§ **Stored data entries**:
........

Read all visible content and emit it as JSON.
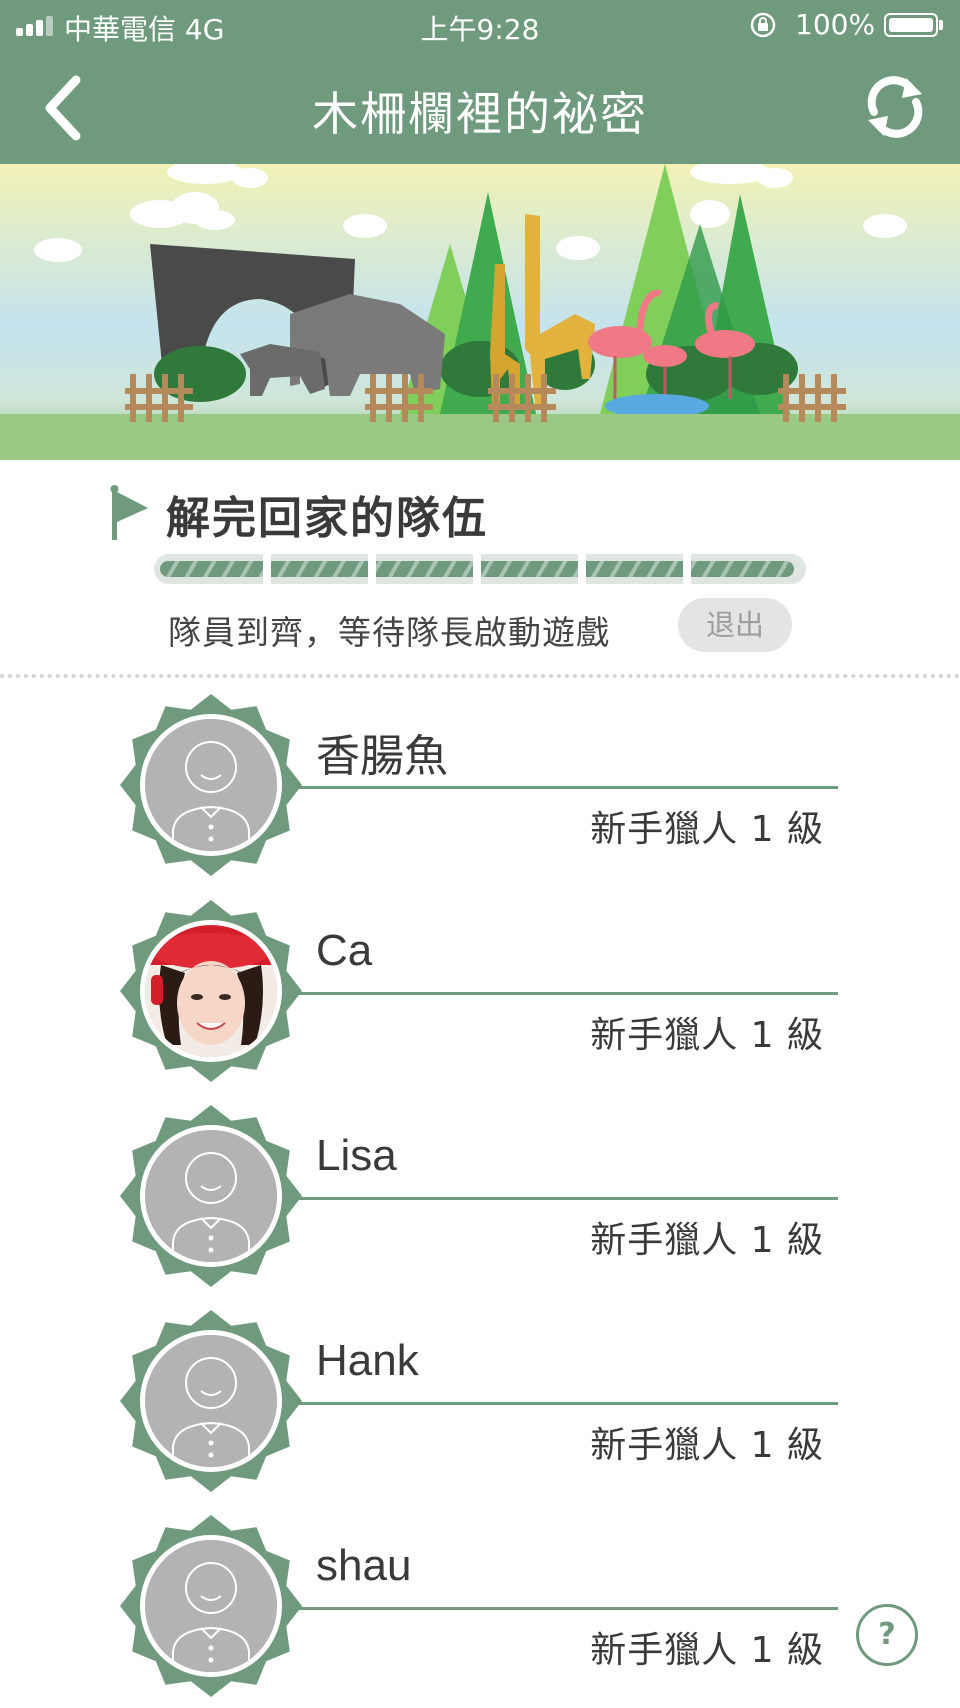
{
  "status_bar": {
    "carrier": "中華電信  4G",
    "time": "上午9:28",
    "battery": "100%"
  },
  "nav": {
    "title": "木柵欄裡的祕密",
    "back_icon": "chevron-left-icon",
    "refresh_icon": "refresh-icon"
  },
  "mission": {
    "title": "解完回家的隊伍",
    "progress": 1.0,
    "status_text": "隊員到齊，等待隊長啟動遊戲",
    "exit_label": "退出"
  },
  "members": [
    {
      "name": "香腸魚",
      "level": "新手獵人 1 級",
      "avatar": "default-avatar"
    },
    {
      "name": "Ca",
      "level": "新手獵人 1 級",
      "avatar": "photo-avatar"
    },
    {
      "name": "Lisa",
      "level": "新手獵人 1 級",
      "avatar": "default-avatar"
    },
    {
      "name": "Hank",
      "level": "新手獵人 1 級",
      "avatar": "default-avatar"
    },
    {
      "name": "shau",
      "level": "新手獵人 1 級",
      "avatar": "default-avatar"
    }
  ],
  "help": {
    "label": "?"
  },
  "colors": {
    "primary": "#6f9a7e",
    "avatar_gray": "#b3b3b3",
    "exit_bg": "#e4e4e4"
  }
}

........

§ **WHAT NEEDS TO BE DONE**: Copy every line above word for word and exclude the pictures.

§ **CORRECT OUTPUT**:
Read all visible content and emit it as JSON.
{
  "status_bar": {
    "carrier": "中華電信  4G",
    "time": "上午9:28",
    "battery": "100%"
  },
  "nav": {
    "title": "木柵欄裡的祕密",
    "back_icon": "chevron-left-icon",
    "refresh_icon": "refresh-icon"
  },
  "mission": {
    "title": "解完回家的隊伍",
    "progress": 1.0,
    "status_text": "隊員到齊，等待隊長啟動遊戲",
    "exit_label": "退出"
  },
  "members": [
    {
      "name": "香腸魚",
      "level": "新手獵人 1 級",
      "avatar": "default-avatar"
    },
    {
      "name": "Ca",
      "level": "新手獵人 1 級",
      "avatar": "photo-avatar"
    },
    {
      "name": "Lisa",
      "level": "新手獵人 1 級",
      "avatar": "default-avatar"
    },
    {
      "name": "Hank",
      "level": "新手獵人 1 級",
      "avatar": "default-avatar"
    },
    {
      "name": "shau",
      "level": "新手獵人 1 級",
      "avatar": "default-avatar"
    }
  ],
  "help": {
    "label": "?"
  },
  "colors": {
    "primary": "#6f9a7e",
    "avatar_gray": "#b3b3b3",
    "exit_bg": "#e4e4e4"
  }
}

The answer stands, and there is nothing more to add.